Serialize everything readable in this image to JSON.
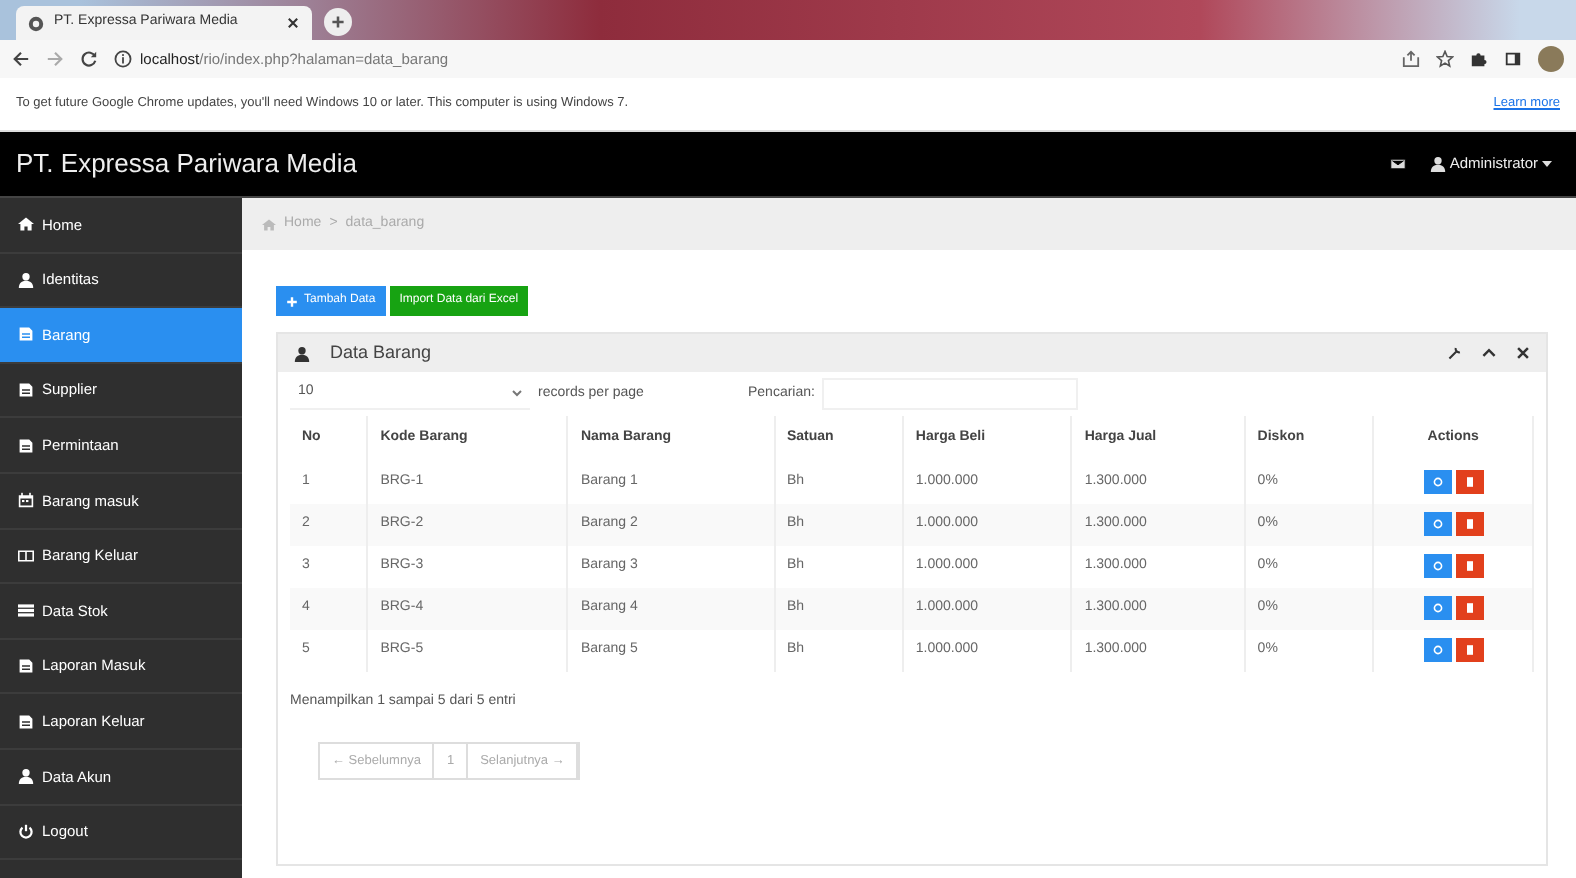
{
  "browser": {
    "tab_title": "PT. Expressa Pariwara Media",
    "url_host": "localhost",
    "url_path": "/rio/index.php?halaman=data_barang",
    "infobar": "To get future Google Chrome updates, you'll need Windows 10 or later. This computer is using Windows 7.",
    "infobar_link": "Learn more"
  },
  "navbar": {
    "brand": "PT. Expressa Pariwara Media",
    "user": "Administrator"
  },
  "sidebar": {
    "items": [
      {
        "label": "Home",
        "selected": false
      },
      {
        "label": "Identitas",
        "selected": false
      },
      {
        "label": "Barang",
        "selected": true
      },
      {
        "label": "Supplier",
        "selected": false
      },
      {
        "label": "Permintaan",
        "selected": false
      },
      {
        "label": "Barang masuk",
        "selected": false
      },
      {
        "label": "Barang Keluar",
        "selected": false
      },
      {
        "label": "Data Stok",
        "selected": false
      },
      {
        "label": "Laporan Masuk",
        "selected": false
      },
      {
        "label": "Laporan Keluar",
        "selected": false
      },
      {
        "label": "Data Akun",
        "selected": false
      },
      {
        "label": "Logout",
        "selected": false
      }
    ]
  },
  "breadcrumb": [
    "Home",
    "data_barang"
  ],
  "breadcrumb_separator": ">",
  "buttons": [
    "Tambah Data",
    "Import Data dari Excel"
  ],
  "panel": {
    "title": "Data Barang",
    "page_size": "10",
    "page_size_label": "records per page",
    "search_label": "Pencarian:",
    "table": {
      "columns": [
        "No",
        "Kode Barang",
        "Nama Barang",
        "Satuan",
        "Harga Beli",
        "Harga Jual",
        "Diskon",
        "Actions"
      ],
      "rows": [
        [
          "1",
          "BRG-1",
          "Barang 1",
          "Bh",
          "1.000.000",
          "1.300.000",
          "0%"
        ],
        [
          "2",
          "BRG-2",
          "Barang 2",
          "Bh",
          "1.000.000",
          "1.300.000",
          "0%"
        ],
        [
          "3",
          "BRG-3",
          "Barang 3",
          "Bh",
          "1.000.000",
          "1.300.000",
          "0%"
        ],
        [
          "4",
          "BRG-4",
          "Barang 4",
          "Bh",
          "1.000.000",
          "1.300.000",
          "0%"
        ],
        [
          "5",
          "BRG-5",
          "Barang 5",
          "Bh",
          "1.000.000",
          "1.300.000",
          "0%"
        ]
      ]
    },
    "info": "Menampilkan 1 sampai 5 dari 5 entri",
    "pagination": [
      "← Sebelumnya",
      "1",
      "Selanjutnya →"
    ]
  }
}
• • • • • • •
- Problem to solve: Copy out each line exactly, without the pictures.

- Result:
Serialize everything readable in this image to JSON.
{
  "browser": {
    "tab_title": "PT. Expressa Pariwara Media",
    "url_host": "localhost",
    "url_path": "/rio/index.php?halaman=data_barang",
    "infobar": "To get future Google Chrome updates, you'll need Windows 10 or later. This computer is using Windows 7.",
    "infobar_link": "Learn more"
  },
  "navbar": {
    "brand": "PT. Expressa Pariwara Media",
    "user": "Administrator"
  },
  "sidebar": {
    "items": [
      {
        "label": "Home",
        "selected": false
      },
      {
        "label": "Identitas",
        "selected": false
      },
      {
        "label": "Barang",
        "selected": true
      },
      {
        "label": "Supplier",
        "selected": false
      },
      {
        "label": "Permintaan",
        "selected": false
      },
      {
        "label": "Barang masuk",
        "selected": false
      },
      {
        "label": "Barang Keluar",
        "selected": false
      },
      {
        "label": "Data Stok",
        "selected": false
      },
      {
        "label": "Laporan Masuk",
        "selected": false
      },
      {
        "label": "Laporan Keluar",
        "selected": false
      },
      {
        "label": "Data Akun",
        "selected": false
      },
      {
        "label": "Logout",
        "selected": false
      }
    ]
  },
  "breadcrumb": [
    "Home",
    "data_barang"
  ],
  "breadcrumb_separator": ">",
  "buttons": [
    "Tambah Data",
    "Import Data dari Excel"
  ],
  "panel": {
    "title": "Data Barang",
    "page_size": "10",
    "page_size_label": "records per page",
    "search_label": "Pencarian:",
    "table": {
      "columns": [
        "No",
        "Kode Barang",
        "Nama Barang",
        "Satuan",
        "Harga Beli",
        "Harga Jual",
        "Diskon",
        "Actions"
      ],
      "rows": [
        [
          "1",
          "BRG-1",
          "Barang 1",
          "Bh",
          "1.000.000",
          "1.300.000",
          "0%"
        ],
        [
          "2",
          "BRG-2",
          "Barang 2",
          "Bh",
          "1.000.000",
          "1.300.000",
          "0%"
        ],
        [
          "3",
          "BRG-3",
          "Barang 3",
          "Bh",
          "1.000.000",
          "1.300.000",
          "0%"
        ],
        [
          "4",
          "BRG-4",
          "Barang 4",
          "Bh",
          "1.000.000",
          "1.300.000",
          "0%"
        ],
        [
          "5",
          "BRG-5",
          "Barang 5",
          "Bh",
          "1.000.000",
          "1.300.000",
          "0%"
        ]
      ]
    },
    "info": "Menampilkan 1 sampai 5 dari 5 entri",
    "pagination": [
      "← Sebelumnya",
      "1",
      "Selanjutnya →"
    ]
  }
}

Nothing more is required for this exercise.